Record excerpts:
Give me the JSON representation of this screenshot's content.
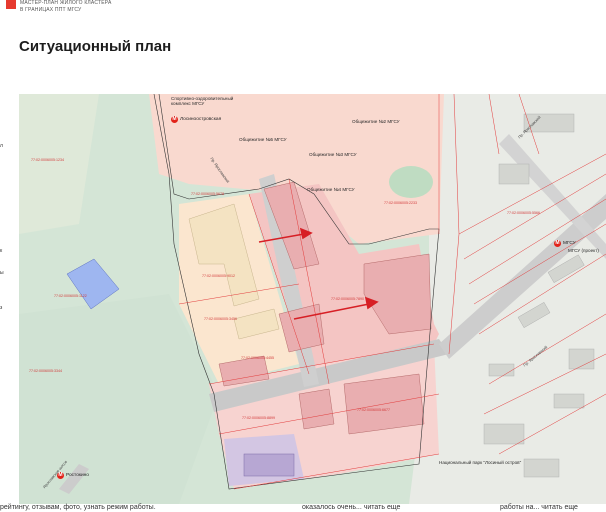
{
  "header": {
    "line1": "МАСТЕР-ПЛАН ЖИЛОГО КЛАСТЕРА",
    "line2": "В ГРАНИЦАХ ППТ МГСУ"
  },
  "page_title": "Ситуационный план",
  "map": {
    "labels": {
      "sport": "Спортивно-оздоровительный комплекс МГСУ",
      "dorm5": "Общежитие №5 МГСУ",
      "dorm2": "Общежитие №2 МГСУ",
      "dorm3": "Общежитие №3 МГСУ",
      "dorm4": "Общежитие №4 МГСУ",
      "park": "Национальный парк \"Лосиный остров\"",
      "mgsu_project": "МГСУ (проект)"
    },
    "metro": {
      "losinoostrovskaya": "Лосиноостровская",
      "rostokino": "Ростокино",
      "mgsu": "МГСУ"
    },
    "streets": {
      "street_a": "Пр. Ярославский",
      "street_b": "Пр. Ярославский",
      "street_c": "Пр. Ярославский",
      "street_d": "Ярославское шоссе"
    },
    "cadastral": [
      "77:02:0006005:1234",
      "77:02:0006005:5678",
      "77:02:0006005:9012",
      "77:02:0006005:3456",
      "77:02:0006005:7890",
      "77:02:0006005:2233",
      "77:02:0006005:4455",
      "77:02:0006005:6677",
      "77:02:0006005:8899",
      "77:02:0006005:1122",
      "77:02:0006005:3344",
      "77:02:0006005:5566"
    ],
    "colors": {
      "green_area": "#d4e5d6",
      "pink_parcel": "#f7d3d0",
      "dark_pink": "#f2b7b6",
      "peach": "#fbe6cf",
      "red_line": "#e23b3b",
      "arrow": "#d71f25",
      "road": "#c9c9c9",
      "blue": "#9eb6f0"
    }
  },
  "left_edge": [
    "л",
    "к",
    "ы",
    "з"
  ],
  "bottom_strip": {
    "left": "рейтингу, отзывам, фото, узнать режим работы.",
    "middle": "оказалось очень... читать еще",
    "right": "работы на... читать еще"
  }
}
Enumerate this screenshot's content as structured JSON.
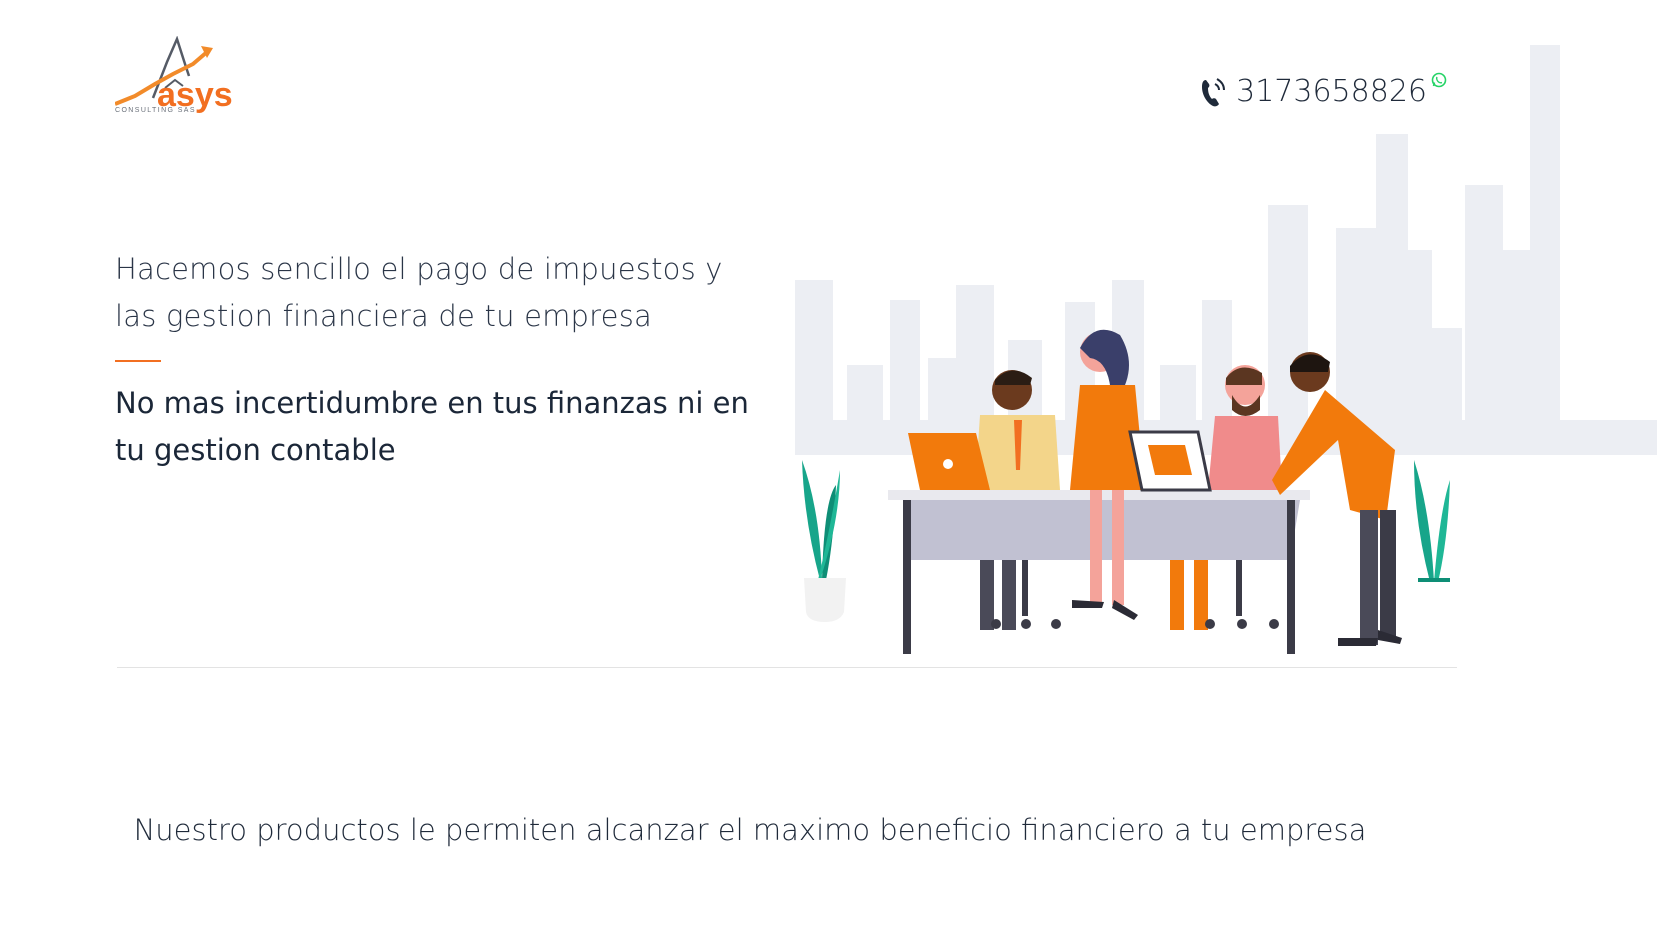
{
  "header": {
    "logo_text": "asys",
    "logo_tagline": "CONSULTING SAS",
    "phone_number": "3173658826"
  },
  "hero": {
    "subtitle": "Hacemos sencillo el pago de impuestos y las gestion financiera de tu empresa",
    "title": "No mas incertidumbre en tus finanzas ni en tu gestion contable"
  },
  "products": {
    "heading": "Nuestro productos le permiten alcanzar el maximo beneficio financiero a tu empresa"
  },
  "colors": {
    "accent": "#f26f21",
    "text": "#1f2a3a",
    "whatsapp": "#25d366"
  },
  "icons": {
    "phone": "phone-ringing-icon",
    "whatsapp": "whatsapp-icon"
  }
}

Objective: Copy out the data above exactly, except the pictures.

Written response:
Give me the JSON representation of this screenshot's content.
{
  "header": {
    "line1": "МАСТЕР-ПЛАН ЖИЛОГО КЛАСТЕРА",
    "line2": "В ГРАНИЦАХ ППТ МГСУ"
  },
  "page_title": "Ситуационный план",
  "map": {
    "labels": {
      "sport": "Спортивно-оздоровительный комплекс МГСУ",
      "dorm5": "Общежитие №5 МГСУ",
      "dorm2": "Общежитие №2 МГСУ",
      "dorm3": "Общежитие №3 МГСУ",
      "dorm4": "Общежитие №4 МГСУ",
      "park": "Национальный парк \"Лосиный остров\"",
      "mgsu_project": "МГСУ (проект)"
    },
    "metro": {
      "losinoostrovskaya": "Лосиноостровская",
      "rostokino": "Ростокино",
      "mgsu": "МГСУ"
    },
    "streets": {
      "street_a": "Пр. Ярославский",
      "street_b": "Пр. Ярославский",
      "street_c": "Пр. Ярославский",
      "street_d": "Ярославское шоссе"
    },
    "cadastral": [
      "77:02:0006005:1234",
      "77:02:0006005:5678",
      "77:02:0006005:9012",
      "77:02:0006005:3456",
      "77:02:0006005:7890",
      "77:02:0006005:2233",
      "77:02:0006005:4455",
      "77:02:0006005:6677",
      "77:02:0006005:8899",
      "77:02:0006005:1122",
      "77:02:0006005:3344",
      "77:02:0006005:5566"
    ],
    "colors": {
      "green_area": "#d4e5d6",
      "pink_parcel": "#f7d3d0",
      "dark_pink": "#f2b7b6",
      "peach": "#fbe6cf",
      "red_line": "#e23b3b",
      "arrow": "#d71f25",
      "road": "#c9c9c9",
      "blue": "#9eb6f0"
    }
  },
  "left_edge": [
    "л",
    "к",
    "ы",
    "з"
  ],
  "bottom_strip": {
    "left": "рейтингу, отзывам, фото, узнать режим работы.",
    "middle": "оказалось очень... читать еще",
    "right": "работы на... читать еще"
  }
}
Enumerate this screenshot's content as structured JSON.
{
  "header": {
    "logo_text": "asys",
    "logo_tagline": "CONSULTING SAS",
    "phone_number": "3173658826"
  },
  "hero": {
    "subtitle": "Hacemos sencillo el pago de impuestos y las gestion financiera de tu empresa",
    "title": "No mas incertidumbre en tus finanzas ni en tu gestion contable"
  },
  "products": {
    "heading": "Nuestro productos le permiten alcanzar el maximo beneficio financiero a tu empresa"
  },
  "colors": {
    "accent": "#f26f21",
    "text": "#1f2a3a",
    "whatsapp": "#25d366"
  },
  "icons": {
    "phone": "phone-ringing-icon",
    "whatsapp": "whatsapp-icon"
  }
}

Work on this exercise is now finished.